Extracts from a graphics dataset
+--
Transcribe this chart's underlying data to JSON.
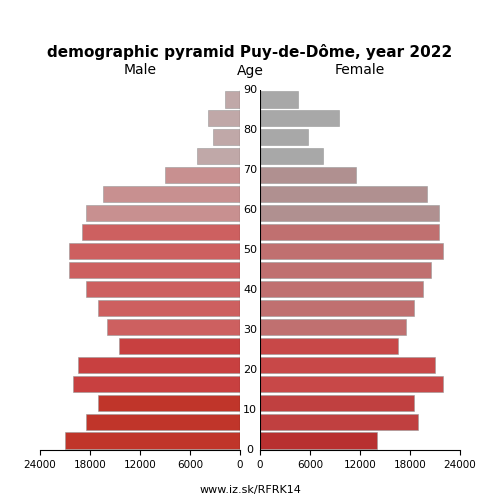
{
  "title": "demographic pyramid Puy-de-Dôme, year 2022",
  "xlabel_left": "Male",
  "xlabel_right": "Female",
  "xlabel_center": "Age",
  "footnote": "www.iz.sk/RFRK14",
  "ages": [
    0,
    5,
    10,
    15,
    20,
    25,
    30,
    35,
    40,
    45,
    50,
    55,
    60,
    65,
    70,
    75,
    80,
    85,
    90
  ],
  "male": [
    21000,
    18500,
    17000,
    20000,
    19500,
    14500,
    16000,
    17000,
    18500,
    20500,
    20500,
    19000,
    18500,
    16500,
    9000,
    5200,
    3200,
    3800,
    1800
  ],
  "female": [
    14000,
    19000,
    18500,
    22000,
    21000,
    16500,
    17500,
    18500,
    19500,
    20500,
    22000,
    21500,
    21500,
    20000,
    11500,
    7500,
    5800,
    9500,
    4500
  ],
  "xlim": 24000,
  "bar_height": 0.85,
  "colors_male": [
    "#c0352a",
    "#c0352a",
    "#c0352a",
    "#c84040",
    "#c84040",
    "#c84040",
    "#cd6060",
    "#cd6060",
    "#cd6060",
    "#cd6060",
    "#cd6060",
    "#cd6060",
    "#c89090",
    "#c89090",
    "#c89090",
    "#c0a8a8",
    "#c0a8a8",
    "#c0a8a8",
    "#c0a8a8"
  ],
  "colors_female": [
    "#b83030",
    "#c04040",
    "#c04040",
    "#c84848",
    "#c84848",
    "#c84848",
    "#c07070",
    "#c07070",
    "#c07070",
    "#c07070",
    "#c07070",
    "#c07070",
    "#b09090",
    "#b09090",
    "#b09090",
    "#a8a8a8",
    "#a8a8a8",
    "#a8a8a8",
    "#a8a8a8"
  ],
  "background": "#ffffff",
  "figsize": [
    5.0,
    5.0
  ],
  "dpi": 100
}
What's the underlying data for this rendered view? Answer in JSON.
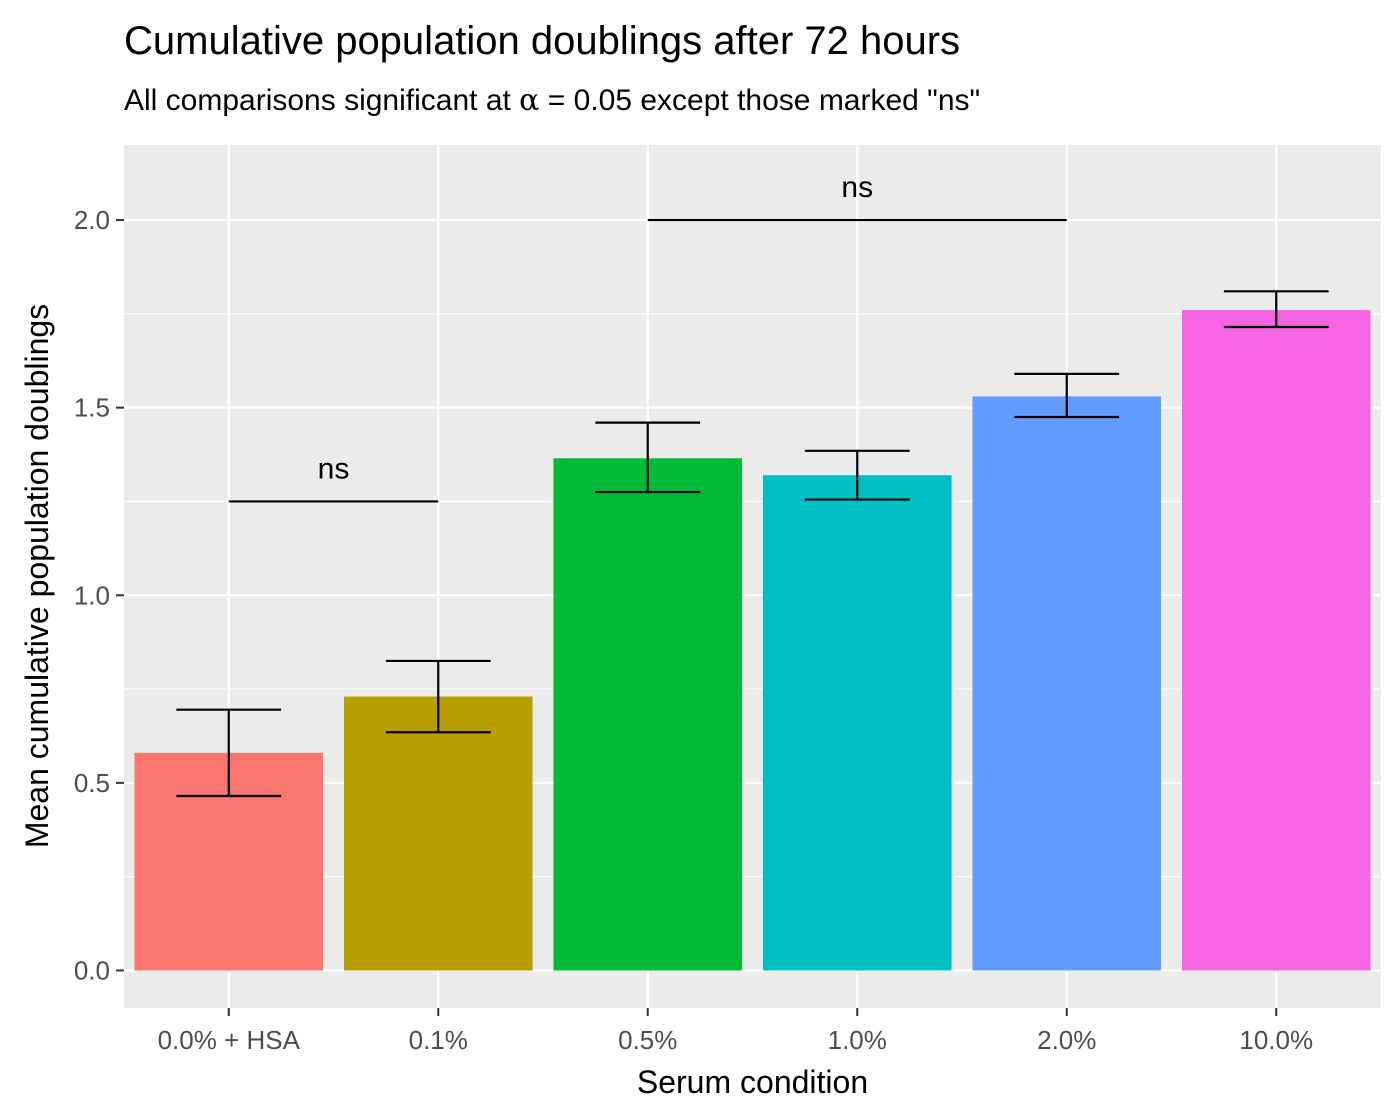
{
  "chart_data": {
    "type": "bar",
    "title": "Cumulative population doublings after 72 hours",
    "subtitle": {
      "prefix": "All comparisons significant at ",
      "symbol": "α",
      "operator": " = ",
      "value": "0.05",
      "suffix": " except those marked \"ns\""
    },
    "xlabel": "Serum condition",
    "ylabel": "Mean cumulative population doublings",
    "categories": [
      "0.0% + HSA",
      "0.1%",
      "0.5%",
      "1.0%",
      "2.0%",
      "10.0%"
    ],
    "values": [
      0.58,
      0.73,
      1.365,
      1.32,
      1.53,
      1.76
    ],
    "error_low": [
      0.465,
      0.635,
      1.275,
      1.255,
      1.475,
      1.715
    ],
    "error_high": [
      0.695,
      0.825,
      1.46,
      1.385,
      1.59,
      1.81
    ],
    "colors": [
      "#F8766D",
      "#B79F00",
      "#00BA38",
      "#00BFC4",
      "#619CFF",
      "#F564E3"
    ],
    "ylim": [
      -0.1,
      2.2
    ],
    "yticks": [
      0.0,
      0.5,
      1.0,
      1.5,
      2.0
    ],
    "ytick_labels": [
      "0.0",
      "0.5",
      "1.0",
      "1.5",
      "2.0"
    ],
    "grid": true,
    "background": "#EBEBEB",
    "legend": "none",
    "annotations": [
      {
        "label": "ns",
        "from": "0.0% + HSA",
        "to": "0.1%",
        "y": 1.25
      },
      {
        "label": "ns",
        "from": "0.5%",
        "to": "2.0%",
        "y": 2.0
      }
    ]
  }
}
+--
Extract every line of the records above that contains the word "population".

RESULT FOR THIS TASK>
    "title": "Cumulative population doublings after 72 hours",
    "ylabel": "Mean cumulative population doublings",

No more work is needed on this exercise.